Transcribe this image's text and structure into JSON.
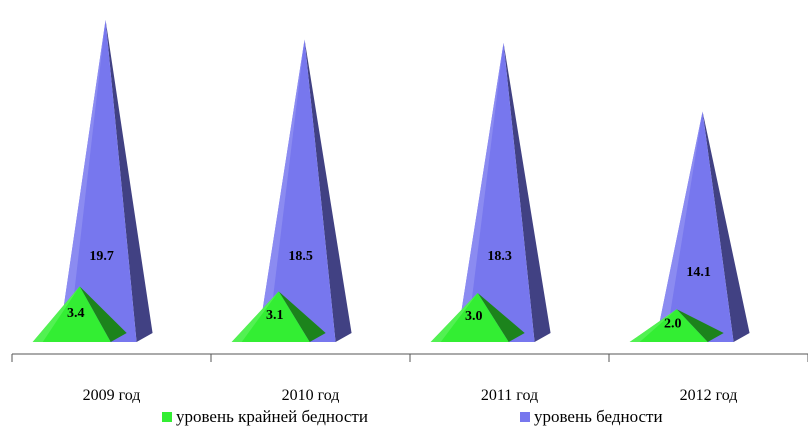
{
  "chart_data": {
    "type": "bar",
    "shape": "pyramid",
    "categories": [
      "2009 год",
      "2010 год",
      "2011 год",
      "2012 год"
    ],
    "series": [
      {
        "name": "уровень крайней бедности",
        "values": [
          3.4,
          3.1,
          3.0,
          2.0
        ],
        "color": "#33ee33",
        "labels": [
          "3.4",
          "3.1",
          "3.0",
          "2.0"
        ]
      },
      {
        "name": "уровень бедности",
        "values": [
          19.7,
          18.5,
          18.3,
          14.1
        ],
        "color": "#7777ee",
        "labels": [
          "19.7",
          "18.5",
          "18.3",
          "14.1"
        ]
      }
    ],
    "ylim": [
      0,
      20
    ],
    "legend": "bottom",
    "grid": false
  }
}
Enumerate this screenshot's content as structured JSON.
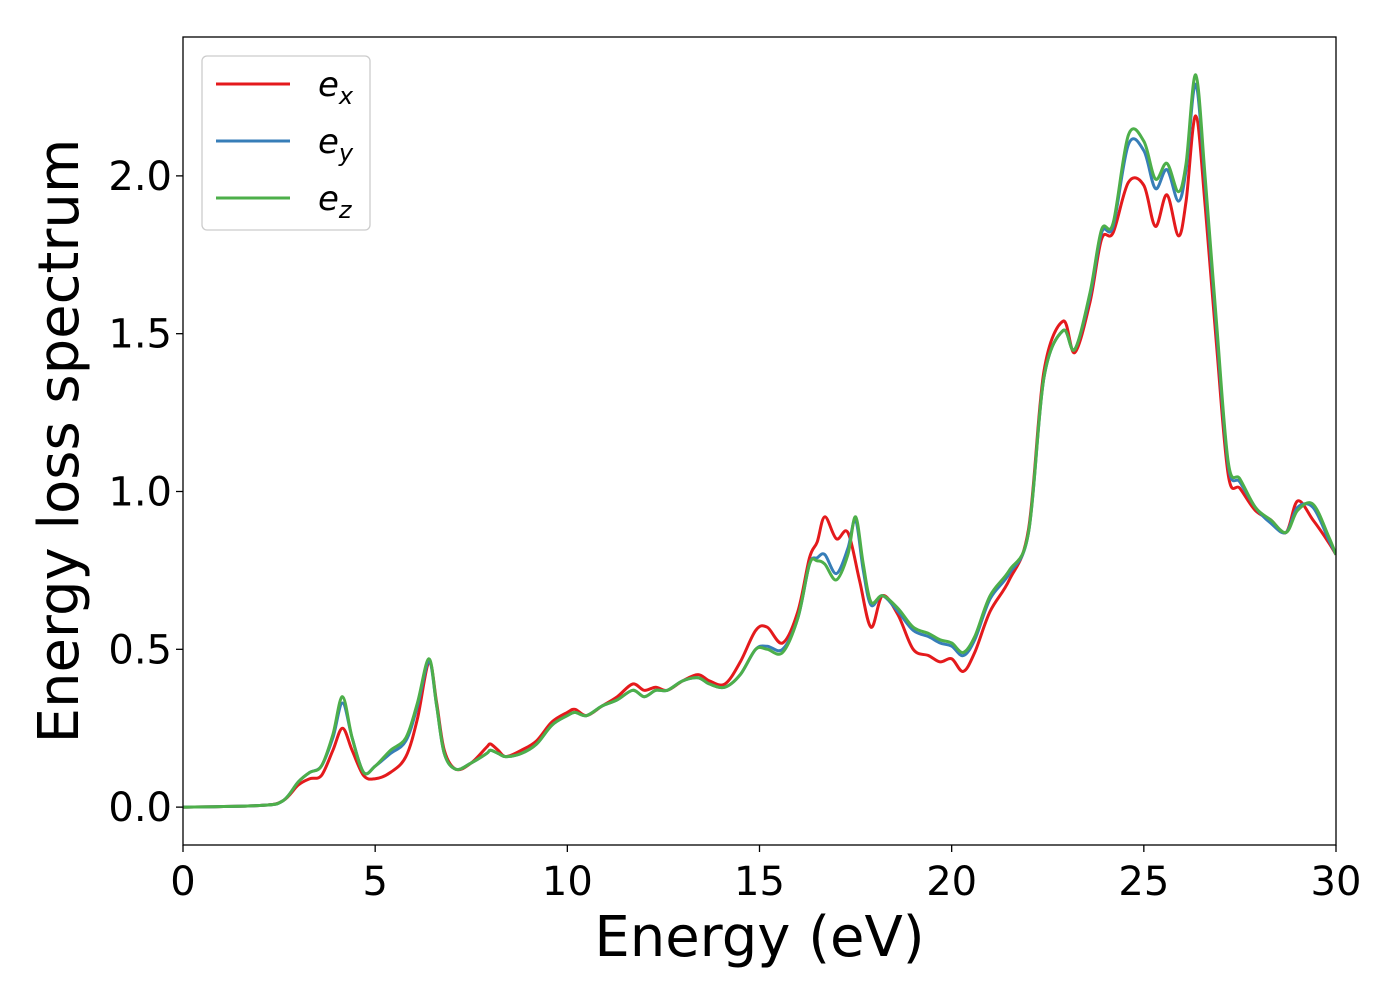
{
  "chart_data": {
    "type": "line",
    "title": "",
    "xlabel": "Energy (eV)",
    "ylabel": "Energy loss spectrum",
    "xlim": [
      0,
      30
    ],
    "ylim": [
      -0.12,
      2.44
    ],
    "xticks": [
      0,
      5,
      10,
      15,
      20,
      25,
      30
    ],
    "xtick_labels": [
      "0",
      "5",
      "10",
      "15",
      "20",
      "25",
      "30"
    ],
    "yticks": [
      0.0,
      0.5,
      1.0,
      1.5,
      2.0
    ],
    "ytick_labels": [
      "0.0",
      "0.5",
      "1.0",
      "1.5",
      "2.0"
    ],
    "grid": false,
    "legend_position": "top-left",
    "series": [
      {
        "name": "e_x",
        "label_base": "e",
        "label_sub": "x",
        "color": "#e41a1c",
        "points": [
          [
            0,
            0.0
          ],
          [
            2.0,
            0.005
          ],
          [
            2.6,
            0.02
          ],
          [
            3.0,
            0.07
          ],
          [
            3.3,
            0.09
          ],
          [
            3.6,
            0.1
          ],
          [
            3.9,
            0.18
          ],
          [
            4.15,
            0.25
          ],
          [
            4.4,
            0.18
          ],
          [
            4.7,
            0.1
          ],
          [
            5.0,
            0.09
          ],
          [
            5.4,
            0.11
          ],
          [
            5.8,
            0.16
          ],
          [
            6.1,
            0.28
          ],
          [
            6.4,
            0.46
          ],
          [
            6.6,
            0.33
          ],
          [
            6.8,
            0.18
          ],
          [
            7.1,
            0.12
          ],
          [
            7.5,
            0.14
          ],
          [
            7.9,
            0.19
          ],
          [
            8.0,
            0.2
          ],
          [
            8.2,
            0.18
          ],
          [
            8.4,
            0.16
          ],
          [
            8.8,
            0.18
          ],
          [
            9.2,
            0.21
          ],
          [
            9.6,
            0.27
          ],
          [
            10.0,
            0.3
          ],
          [
            10.2,
            0.31
          ],
          [
            10.5,
            0.29
          ],
          [
            10.9,
            0.32
          ],
          [
            11.3,
            0.35
          ],
          [
            11.7,
            0.39
          ],
          [
            12.0,
            0.37
          ],
          [
            12.3,
            0.38
          ],
          [
            12.6,
            0.37
          ],
          [
            13.0,
            0.4
          ],
          [
            13.4,
            0.42
          ],
          [
            13.7,
            0.4
          ],
          [
            14.1,
            0.39
          ],
          [
            14.5,
            0.46
          ],
          [
            14.9,
            0.56
          ],
          [
            15.2,
            0.57
          ],
          [
            15.6,
            0.52
          ],
          [
            16.0,
            0.62
          ],
          [
            16.3,
            0.79
          ],
          [
            16.5,
            0.84
          ],
          [
            16.7,
            0.92
          ],
          [
            17.0,
            0.85
          ],
          [
            17.3,
            0.87
          ],
          [
            17.6,
            0.72
          ],
          [
            17.9,
            0.57
          ],
          [
            18.2,
            0.67
          ],
          [
            18.6,
            0.61
          ],
          [
            19.0,
            0.5
          ],
          [
            19.4,
            0.48
          ],
          [
            19.7,
            0.46
          ],
          [
            20.0,
            0.47
          ],
          [
            20.3,
            0.43
          ],
          [
            20.6,
            0.49
          ],
          [
            21.0,
            0.62
          ],
          [
            21.5,
            0.72
          ],
          [
            22.0,
            0.88
          ],
          [
            22.4,
            1.38
          ],
          [
            22.9,
            1.54
          ],
          [
            23.2,
            1.44
          ],
          [
            23.6,
            1.6
          ],
          [
            23.9,
            1.8
          ],
          [
            24.2,
            1.82
          ],
          [
            24.6,
            1.98
          ],
          [
            25.0,
            1.97
          ],
          [
            25.3,
            1.84
          ],
          [
            25.6,
            1.94
          ],
          [
            25.9,
            1.81
          ],
          [
            26.1,
            1.92
          ],
          [
            26.35,
            2.19
          ],
          [
            26.6,
            1.9
          ],
          [
            26.9,
            1.45
          ],
          [
            27.2,
            1.05
          ],
          [
            27.5,
            1.01
          ],
          [
            27.9,
            0.94
          ],
          [
            28.3,
            0.91
          ],
          [
            28.7,
            0.87
          ],
          [
            29.0,
            0.97
          ],
          [
            29.4,
            0.91
          ],
          [
            29.8,
            0.84
          ],
          [
            30.0,
            0.8
          ]
        ]
      },
      {
        "name": "e_y",
        "label_base": "e",
        "label_sub": "y",
        "color": "#377eb8",
        "points": [
          [
            0,
            0.0
          ],
          [
            2.0,
            0.005
          ],
          [
            2.6,
            0.02
          ],
          [
            3.0,
            0.08
          ],
          [
            3.3,
            0.11
          ],
          [
            3.6,
            0.13
          ],
          [
            3.9,
            0.22
          ],
          [
            4.15,
            0.33
          ],
          [
            4.4,
            0.22
          ],
          [
            4.7,
            0.11
          ],
          [
            5.0,
            0.13
          ],
          [
            5.4,
            0.17
          ],
          [
            5.8,
            0.21
          ],
          [
            6.1,
            0.32
          ],
          [
            6.4,
            0.46
          ],
          [
            6.6,
            0.32
          ],
          [
            6.8,
            0.17
          ],
          [
            7.1,
            0.12
          ],
          [
            7.5,
            0.14
          ],
          [
            7.9,
            0.17
          ],
          [
            8.0,
            0.18
          ],
          [
            8.2,
            0.17
          ],
          [
            8.4,
            0.16
          ],
          [
            8.8,
            0.17
          ],
          [
            9.2,
            0.2
          ],
          [
            9.6,
            0.26
          ],
          [
            10.0,
            0.29
          ],
          [
            10.2,
            0.3
          ],
          [
            10.5,
            0.29
          ],
          [
            10.9,
            0.32
          ],
          [
            11.3,
            0.34
          ],
          [
            11.7,
            0.37
          ],
          [
            12.0,
            0.35
          ],
          [
            12.3,
            0.37
          ],
          [
            12.6,
            0.37
          ],
          [
            13.0,
            0.4
          ],
          [
            13.4,
            0.41
          ],
          [
            13.7,
            0.39
          ],
          [
            14.1,
            0.38
          ],
          [
            14.5,
            0.42
          ],
          [
            14.9,
            0.5
          ],
          [
            15.2,
            0.51
          ],
          [
            15.6,
            0.5
          ],
          [
            16.0,
            0.6
          ],
          [
            16.3,
            0.77
          ],
          [
            16.5,
            0.79
          ],
          [
            16.7,
            0.8
          ],
          [
            17.0,
            0.74
          ],
          [
            17.3,
            0.82
          ],
          [
            17.5,
            0.91
          ],
          [
            17.7,
            0.75
          ],
          [
            17.9,
            0.64
          ],
          [
            18.2,
            0.67
          ],
          [
            18.6,
            0.62
          ],
          [
            19.0,
            0.56
          ],
          [
            19.4,
            0.54
          ],
          [
            19.7,
            0.52
          ],
          [
            20.0,
            0.51
          ],
          [
            20.3,
            0.48
          ],
          [
            20.6,
            0.53
          ],
          [
            21.0,
            0.66
          ],
          [
            21.5,
            0.74
          ],
          [
            22.0,
            0.87
          ],
          [
            22.4,
            1.36
          ],
          [
            22.9,
            1.51
          ],
          [
            23.2,
            1.45
          ],
          [
            23.6,
            1.62
          ],
          [
            23.9,
            1.82
          ],
          [
            24.2,
            1.84
          ],
          [
            24.6,
            2.1
          ],
          [
            25.0,
            2.08
          ],
          [
            25.3,
            1.96
          ],
          [
            25.6,
            2.02
          ],
          [
            25.9,
            1.92
          ],
          [
            26.1,
            2.02
          ],
          [
            26.35,
            2.29
          ],
          [
            26.6,
            1.97
          ],
          [
            26.9,
            1.5
          ],
          [
            27.2,
            1.08
          ],
          [
            27.5,
            1.03
          ],
          [
            27.9,
            0.95
          ],
          [
            28.3,
            0.9
          ],
          [
            28.7,
            0.87
          ],
          [
            29.0,
            0.95
          ],
          [
            29.4,
            0.95
          ],
          [
            29.8,
            0.85
          ],
          [
            30.0,
            0.8
          ]
        ]
      },
      {
        "name": "e_z",
        "label_base": "e",
        "label_sub": "z",
        "color": "#4daf4a",
        "points": [
          [
            0,
            0.0
          ],
          [
            2.0,
            0.005
          ],
          [
            2.6,
            0.02
          ],
          [
            3.0,
            0.08
          ],
          [
            3.3,
            0.11
          ],
          [
            3.6,
            0.13
          ],
          [
            3.9,
            0.23
          ],
          [
            4.15,
            0.35
          ],
          [
            4.4,
            0.22
          ],
          [
            4.7,
            0.11
          ],
          [
            5.0,
            0.13
          ],
          [
            5.4,
            0.18
          ],
          [
            5.8,
            0.22
          ],
          [
            6.1,
            0.33
          ],
          [
            6.4,
            0.47
          ],
          [
            6.6,
            0.32
          ],
          [
            6.8,
            0.17
          ],
          [
            7.1,
            0.12
          ],
          [
            7.5,
            0.14
          ],
          [
            7.9,
            0.17
          ],
          [
            8.0,
            0.18
          ],
          [
            8.2,
            0.17
          ],
          [
            8.4,
            0.16
          ],
          [
            8.8,
            0.17
          ],
          [
            9.2,
            0.2
          ],
          [
            9.6,
            0.26
          ],
          [
            10.0,
            0.29
          ],
          [
            10.2,
            0.3
          ],
          [
            10.5,
            0.29
          ],
          [
            10.9,
            0.32
          ],
          [
            11.3,
            0.34
          ],
          [
            11.7,
            0.37
          ],
          [
            12.0,
            0.35
          ],
          [
            12.3,
            0.37
          ],
          [
            12.6,
            0.37
          ],
          [
            13.0,
            0.4
          ],
          [
            13.4,
            0.41
          ],
          [
            13.7,
            0.39
          ],
          [
            14.1,
            0.38
          ],
          [
            14.5,
            0.42
          ],
          [
            14.9,
            0.5
          ],
          [
            15.2,
            0.5
          ],
          [
            15.6,
            0.49
          ],
          [
            16.0,
            0.6
          ],
          [
            16.3,
            0.77
          ],
          [
            16.5,
            0.78
          ],
          [
            16.7,
            0.77
          ],
          [
            17.0,
            0.72
          ],
          [
            17.3,
            0.8
          ],
          [
            17.5,
            0.92
          ],
          [
            17.7,
            0.77
          ],
          [
            17.9,
            0.65
          ],
          [
            18.2,
            0.67
          ],
          [
            18.6,
            0.63
          ],
          [
            19.0,
            0.57
          ],
          [
            19.4,
            0.55
          ],
          [
            19.7,
            0.53
          ],
          [
            20.0,
            0.52
          ],
          [
            20.3,
            0.49
          ],
          [
            20.6,
            0.54
          ],
          [
            21.0,
            0.67
          ],
          [
            21.5,
            0.75
          ],
          [
            22.0,
            0.87
          ],
          [
            22.4,
            1.36
          ],
          [
            22.9,
            1.51
          ],
          [
            23.2,
            1.45
          ],
          [
            23.6,
            1.63
          ],
          [
            23.9,
            1.83
          ],
          [
            24.2,
            1.85
          ],
          [
            24.6,
            2.13
          ],
          [
            25.0,
            2.11
          ],
          [
            25.3,
            1.99
          ],
          [
            25.6,
            2.04
          ],
          [
            25.9,
            1.95
          ],
          [
            26.1,
            2.04
          ],
          [
            26.35,
            2.32
          ],
          [
            26.6,
            1.99
          ],
          [
            26.9,
            1.52
          ],
          [
            27.2,
            1.09
          ],
          [
            27.5,
            1.04
          ],
          [
            27.9,
            0.95
          ],
          [
            28.3,
            0.91
          ],
          [
            28.7,
            0.87
          ],
          [
            29.0,
            0.94
          ],
          [
            29.4,
            0.96
          ],
          [
            29.8,
            0.86
          ],
          [
            30.0,
            0.8
          ]
        ]
      }
    ]
  }
}
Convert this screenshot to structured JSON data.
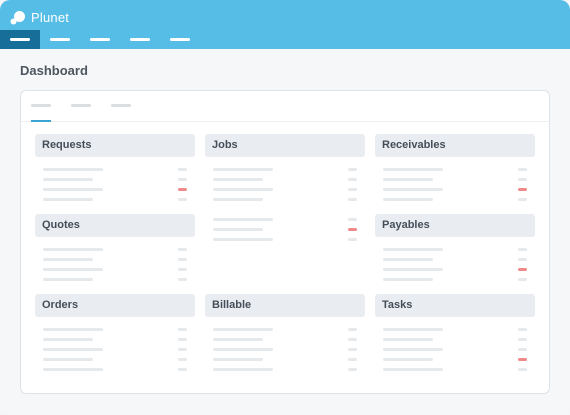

* _WRITTEN PROBLEM_: Check each line of the records above for "color", and copy those that have it.

* _SOLUTION FOR THIS TASK_:
        "color": "#33ee33",
        "color": "#7777ee",
        "color": "#e41a1c",
        "color": "#377eb8",
        "color": "#4daf4a",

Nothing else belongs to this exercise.